Pull every line holding the string "stosunku" from the records below.
:: RECORD EXCERPTS ::
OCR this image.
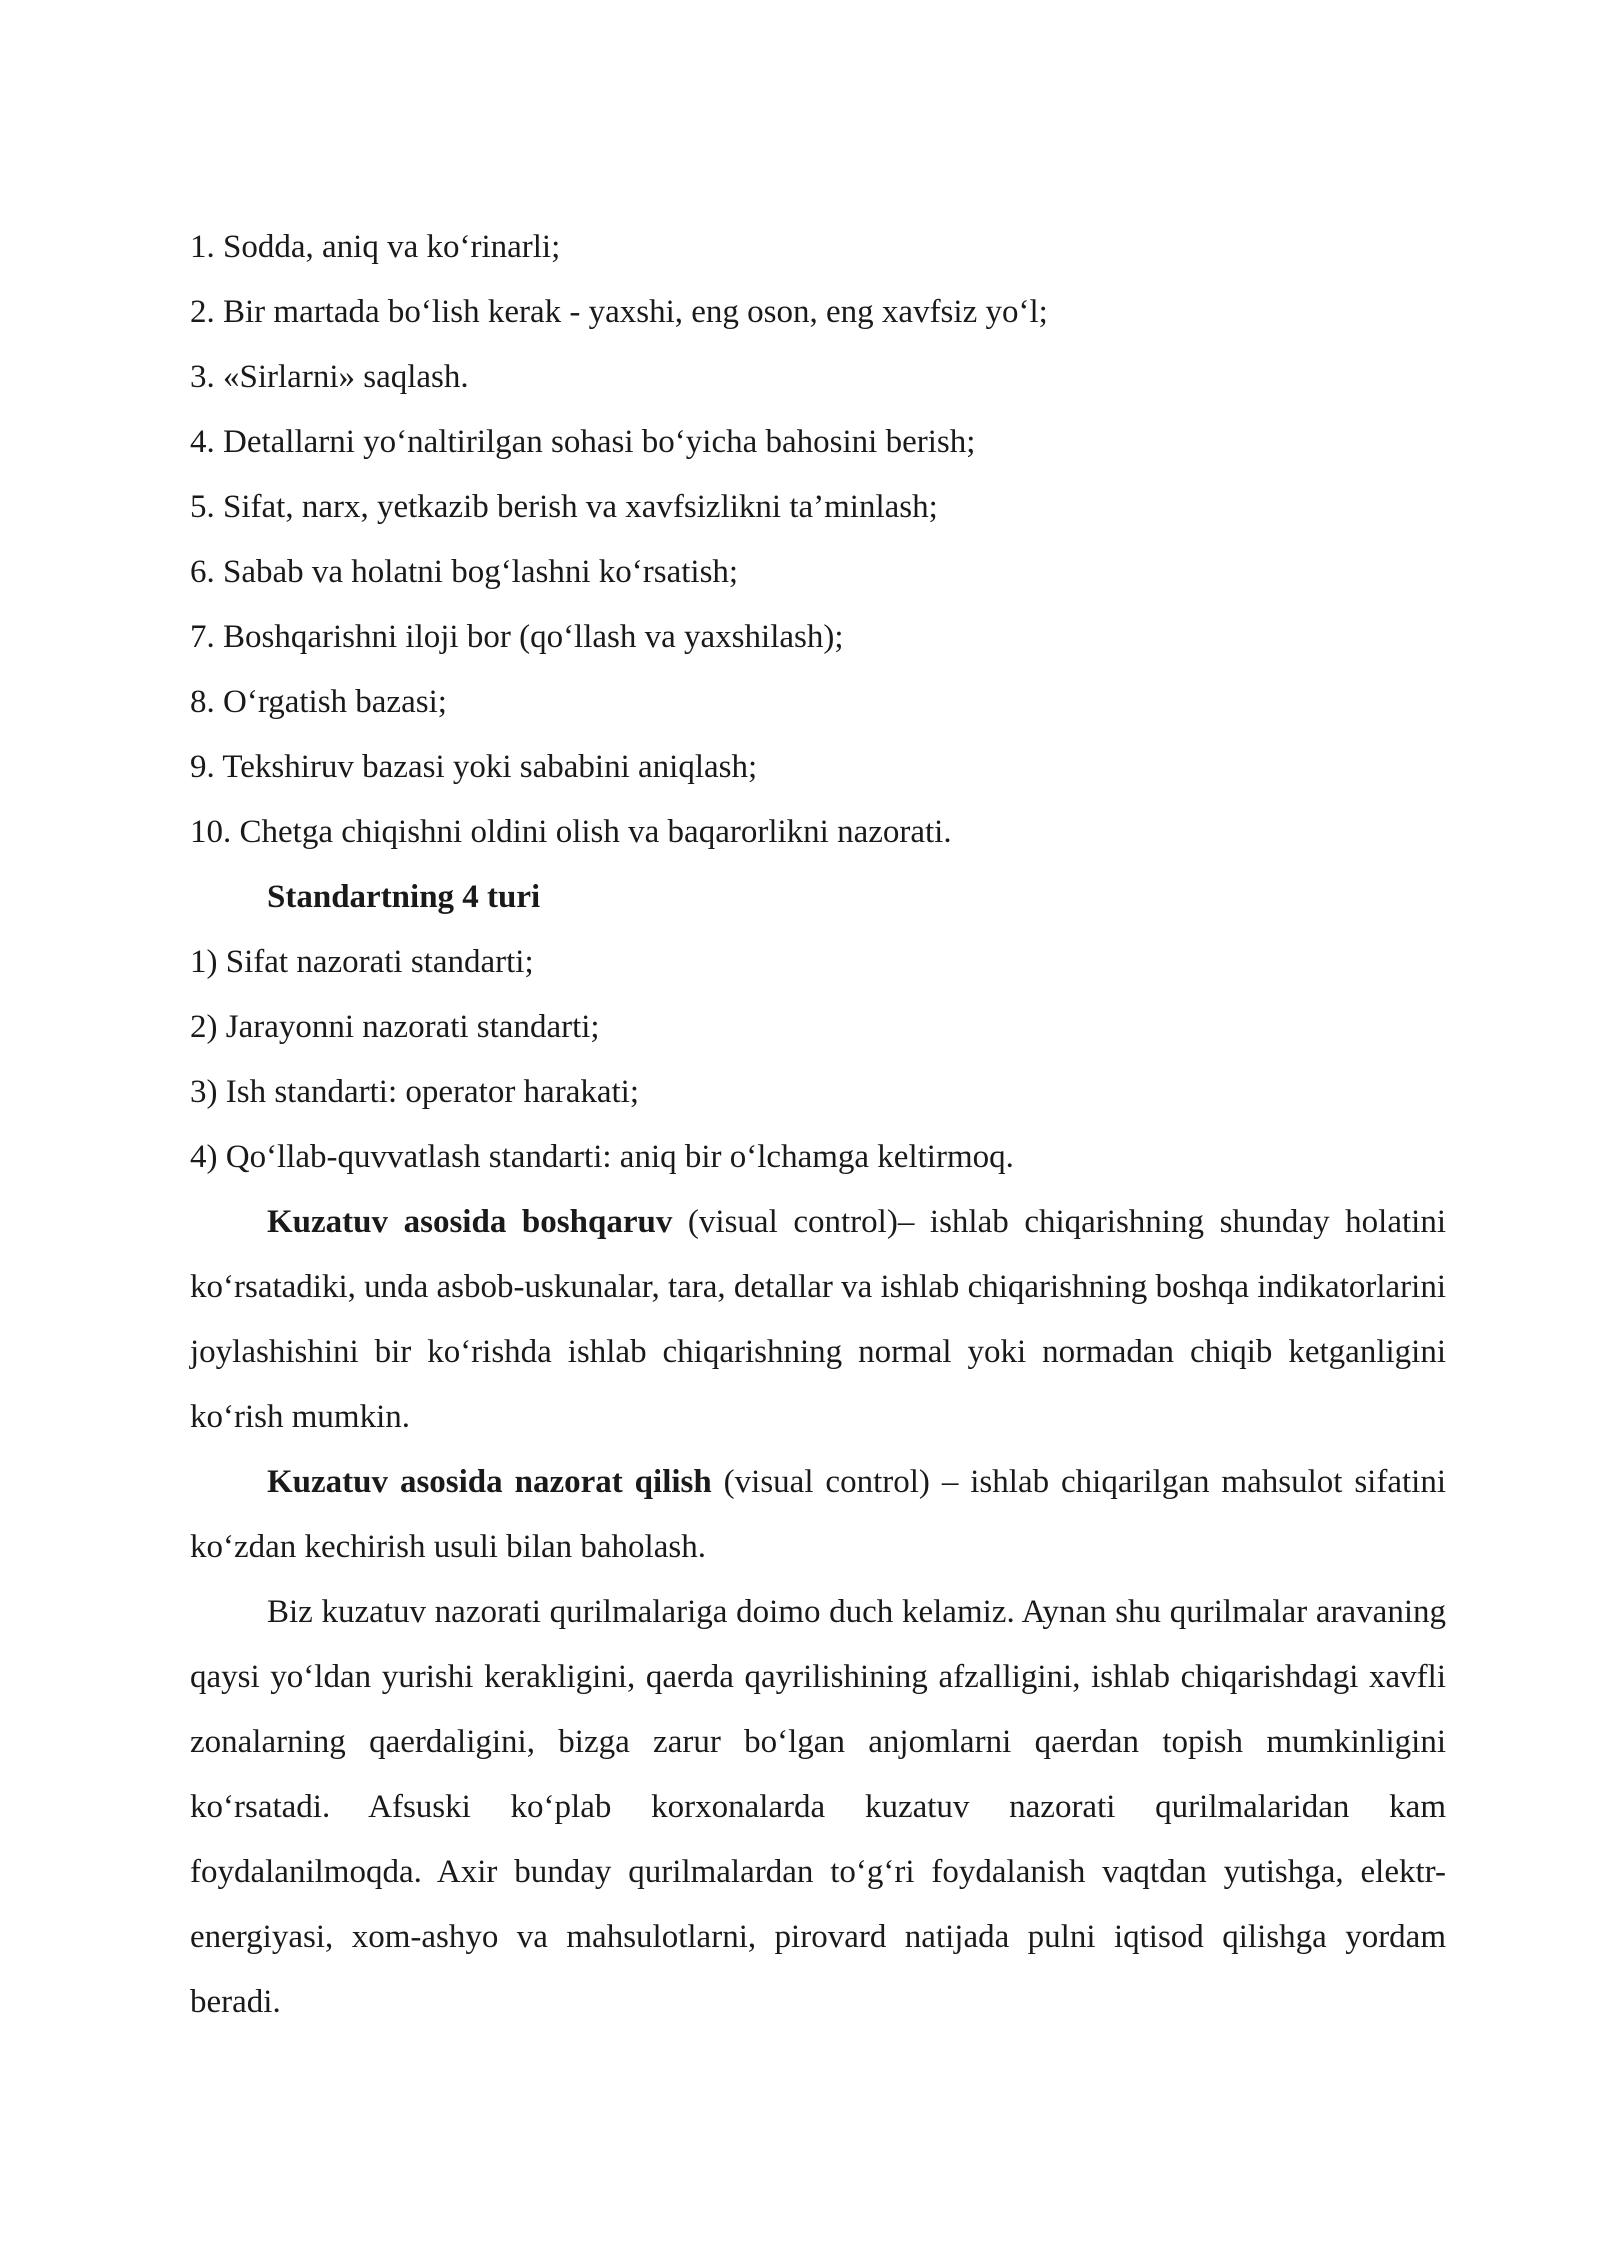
1. Sodda, aniq va ko‘rinarli;

2. Bir martada bo‘lish kerak - yaxshi, eng oson, eng xavfsiz yo‘l;

3. «Sirlarni» saqlash.

4. Detallarni yo‘naltirilgan sohasi bo‘yicha bahosini berish;

5. Sifat, narx, yetkazib berish va xavfsizlikni ta’minlash;

6. Sabab va holatni bog‘lashni ko‘rsatish;

7. Boshqarishni iloji bor (qo‘llash va yaxshilash);

8. O‘rgatish bazasi;

9. Tekshiruv bazasi yoki sababini aniqlash;

10. Chetga chiqishni oldini olish va baqarorlikni nazorati.

Standartning 4 turi

1) Sifat nazorati standarti;

2) Jarayonni nazorati standarti;

3) Ish standarti: operator harakati;

4) Qo‘llab-quvvatlash standarti: aniq bir o‘lchamga keltirmoq.

Kuzatuv asosida boshqaruv (visual control)– ishlab chiqarishning shunday holatini ko‘rsatadiki, unda asbob-uskunalar, tara, detallar va ishlab chiqarishning boshqa indikatorlarini joylashishini bir ko‘rishda ishlab chiqarishning normal yoki normadan chiqib ketganligini ko‘rish mumkin.

Kuzatuv asosida nazorat qilish (visual control) – ishlab chiqarilgan mahsulot sifatini ko‘zdan kechirish usuli bilan baholash.

Biz kuzatuv nazorati qurilmalariga doimo duch kelamiz. Aynan shu qurilmalar aravaning qaysi yo‘ldan yurishi kerakligini, qaerda qayrilishining afzalligini, ishlab chiqarishdagi xavfli zonalarning qaerdaligini, bizga zarur bo‘lgan anjomlarni qaerdan topish mumkinligini ko‘rsatadi. Afsuski ko‘plab korxonalarda kuzatuv nazorati qurilmalaridan kam foydalanilmoqda. Axir bunday qurilmalardan to‘g‘ri foydalanish vaqtdan yutishga, elektr-energiyasi, xom-ashyo va mahsulotlarni, pirovard natijada pulni iqtisod qilishga yordam beradi.
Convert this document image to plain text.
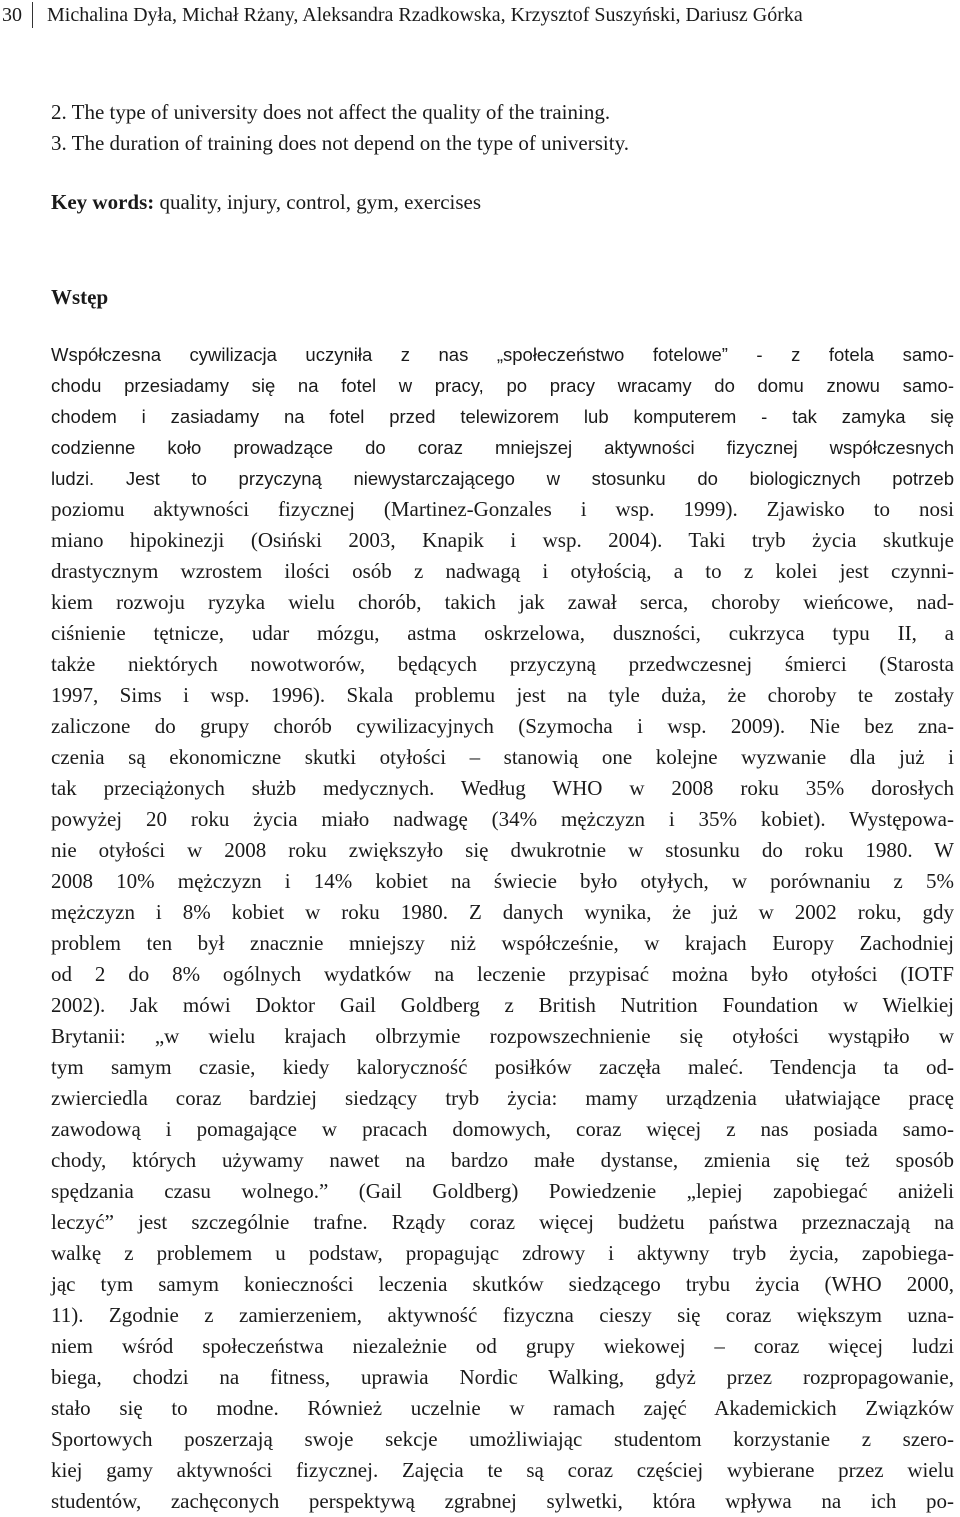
30	Michalina Dyła, Michał Rżany, Aleksandra Rzadkowska, Krzysztof Suszyński, Dariusz Górka
2. The type of university does not affect the quality of the training.
3. The duration of training does not depend on the type of university.
Key words: quality, injury, control, gym, exercises
Wstęp
Współczesna cywilizacja uczyniła z nas „społeczeństwo fotelowe” - z fotela samo-
chodu przesiadamy się na fotel w pracy, po pracy wracamy do domu znowu samo-
chodem i zasiadamy na fotel przed telewizorem lub komputerem - tak zamyka się
codzienne koło prowadzące do coraz mniejszej aktywności fizycznej współczesnych
ludzi. Jest to przyczyną niewystarczającego w stosunku do biologicznych potrzeb
poziomu aktywności fizycznej (Martinez-Gonzales i wsp. 1999). Zjawisko to nosi
miano hipokinezji (Osiński 2003, Knapik i wsp. 2004). Taki tryb życia skutkuje
drastycznym wzrostem ilości osób z nadwagą i otyłością, a to z kolei jest czynni-
kiem rozwoju ryzyka wielu chorób, takich jak zawał serca, choroby wieńcowe, nad-
ciśnienie tętnicze, udar mózgu, astma oskrzelowa, duszności, cukrzyca typu II, a
także niektórych nowotworów, będących przyczyną przedwczesnej śmierci (Starosta
1997, Sims i wsp. 1996). Skala problemu jest na tyle duża, że choroby te zostały
zaliczone do grupy chorób cywilizacyjnych (Szymocha i wsp. 2009). Nie bez zna-
czenia są ekonomiczne skutki otyłości – stanowią one kolejne wyzwanie dla już i
tak przeciążonych służb medycznych. Według WHO w 2008 roku 35% dorosłych
powyżej 20 roku życia miało nadwagę (34% mężczyzn i 35% kobiet). Występowa-
nie otyłości w 2008 roku zwiększyło się dwukrotnie w stosunku do roku 1980. W
2008 10% mężczyzn i 14% kobiet na świecie było otyłych, w porównaniu z 5%
mężczyzn i 8% kobiet w roku 1980. Z danych wynika, że już w 2002 roku, gdy
problem ten był znacznie mniejszy niż współcześnie, w krajach Europy Zachodniej
od 2 do 8% ogólnych wydatków na leczenie przypisać można było otyłości (IOTF
2002). Jak mówi Doktor Gail Goldberg z British Nutrition Foundation w Wielkiej
Brytanii: „w wielu krajach olbrzymie rozpowszechnienie się otyłości wystąpiło w
tym samym czasie, kiedy kaloryczność posiłków zaczęła maleć. Tendencja ta od-
zwierciedla coraz bardziej siedzący tryb życia: mamy urządzenia ułatwiające pracę
zawodową i pomagające w pracach domowych, coraz więcej z nas posiada samo-
chody, których używamy nawet na bardzo małe dystanse, zmienia się też sposób
spędzania czasu wolnego.” (Gail Goldberg) Powiedzenie „lepiej zapobiegać aniżeli
leczyć” jest szczególnie trafne. Rządy coraz więcej budżetu państwa przeznaczają na
walkę z problemem u podstaw, propagując zdrowy i aktywny tryb życia, zapobiega-
jąc tym samym konieczności leczenia skutków siedzącego trybu życia (WHO 2000,
11). Zgodnie z zamierzeniem, aktywność fizyczna cieszy się coraz większym uzna-
niem wśród społeczeństwa niezależnie od grupy wiekowej – coraz więcej ludzi
biega, chodzi na fitness, uprawia Nordic Walking, gdyż przez rozpropagowanie,
stało się to modne. Również uczelnie w ramach zajęć Akademickich Związków
Sportowych poszerzają swoje sekcje umożliwiając studentom korzystanie z szero-
kiej gamy aktywności fizycznej. Zajęcia te są coraz częściej wybierane przez wielu
studentów, zachęconych perspektywą zgrabnej sylwetki, która wpływa na ich po-
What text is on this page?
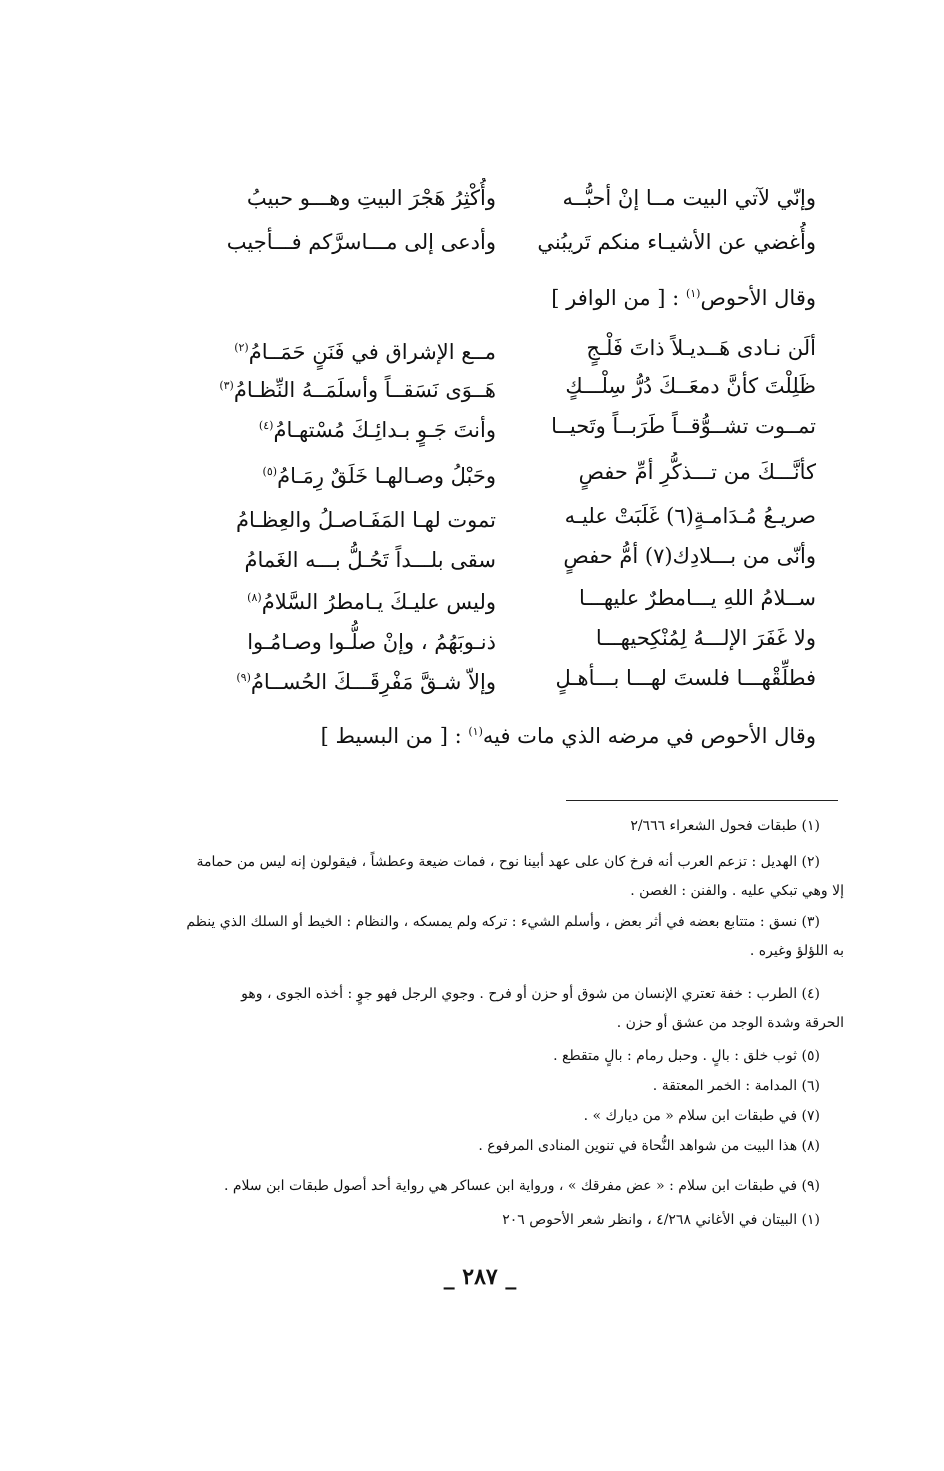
وإنّي لآتي البيت مــا إنْ أحبُّــه
وأُكْثِرُ هَجْرَ البيتِ وهـــو حبيبُ
وأُغضي عن الأشيـاء منكم تَريبُني
وأدعى إلى مـــاسرَّكم فـــأجيب
وقال الأحوص$^{(١)}$ : [ من الوافر ]
ألَن نـادى هَــديـلاً ذاتَ فَلْـجٍ
مــع الإشراق في فَنَنٍ حَمَــامُ$^{(٢)}$
ظَلِلْتَ كأنَّ دمعَــكَ دُرُّ سِلْـــكٍ
هَــوَى نَسَقــاً وأسلَمَــهُ النِّظـامُ$^{(٣)}$
تمــوت تشــوُّقــاً طَرَبــاً وتَحيــا
وأنتَ جَـوٍ بـدائِـكَ مُسْتهـامُ$^{(٤)}$
كأنَّـــكَ من تـــذكُّرِ أمِّ حفصٍ
وحَبْلُ وصـالهـا خَلَقٌ رِمَـامُ$^{(٥)}$
صريـعُ مُـدَامـةٍ(٦) غَلَبَتْ عليـه
تموت لهـا المَفَـاصـلُ والعِظـامُ
وأنّى من بـــلادِك(٧) أمُّ حفصٍ
سقى بلـــداً تَحُـلُّ بـــه الغَمامُ
ســلامُ اللهِ يـــامطرٌ عليهـــا
وليس عليـكَ يـامطرُ السَّلامُ$^{(٨)}$
ولا غَفَرَ الإلـــهُ لِمُنْكِحيهـــا
ذنـوبَهُمُ ، وإنْ صلُّـوا وصـامُـوا
فطلِّقْهـــا فلستَ لهـــا بـــأهـلٍ
وإلاّ شـقَّ مَفْرِقَـــكَ الحُســامُ$^{(٩)}$
وقال الأحوص في مرضه الذي مات فيه$^{(١)}$ : [ من البسيط ]
(١) طبقات فحول الشعراء ٢/٦٦٦
(٢) الهديل : تزعم العرب أنه فرخ كان على عهد أبينا نوح ، فمات ضيعة وعطشاً ، فيقولون إنه ليس من حمامة
إلا وهي تبكي عليه . والفنن : الغصن .
(٣) نسق : متتابع بعضه في أثر بعض ، وأسلم الشيء : تركه ولم يمسكه ، والنظام : الخيط أو السلك الذي ينظم
به اللؤلؤ وغيره .
(٤) الطرب : خفة تعتري الإنسان من شوق أو حزن أو فرح . وجوي الرجل فهو جوٍ : أخذه الجوى ، وهو
الحرقة وشدة الوجد من عشق أو حزن .
(٥) ثوب خلق : بالٍ . وحبل رمام : بالٍ متقطع .
(٦) المدامة : الخمر المعتقة .
(٧) في طبقات ابن سلام « من ديارك » .
(٨) هذا البيت من شواهد النُّحاة في تنوين المنادى المرفوع .
(٩) في طبقات ابن سلام : « عض مفرقك » ، ورواية ابن عساكر هي رواية أحد أصول طبقات ابن سلام .
(١) البيتان في الأغاني ٤/٢٦٨ ، وانظر شعر الأحوص ٢٠٦
_ ٢٨٧ _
:::
• TASK OUTPUT
ludzi. Jest to przyczyną niewystarczającego w stosunku do biologicznych potrzeb
nie otyłości w 2008 roku zwiększyło się dwukrotnie w stosunku do roku 1980. W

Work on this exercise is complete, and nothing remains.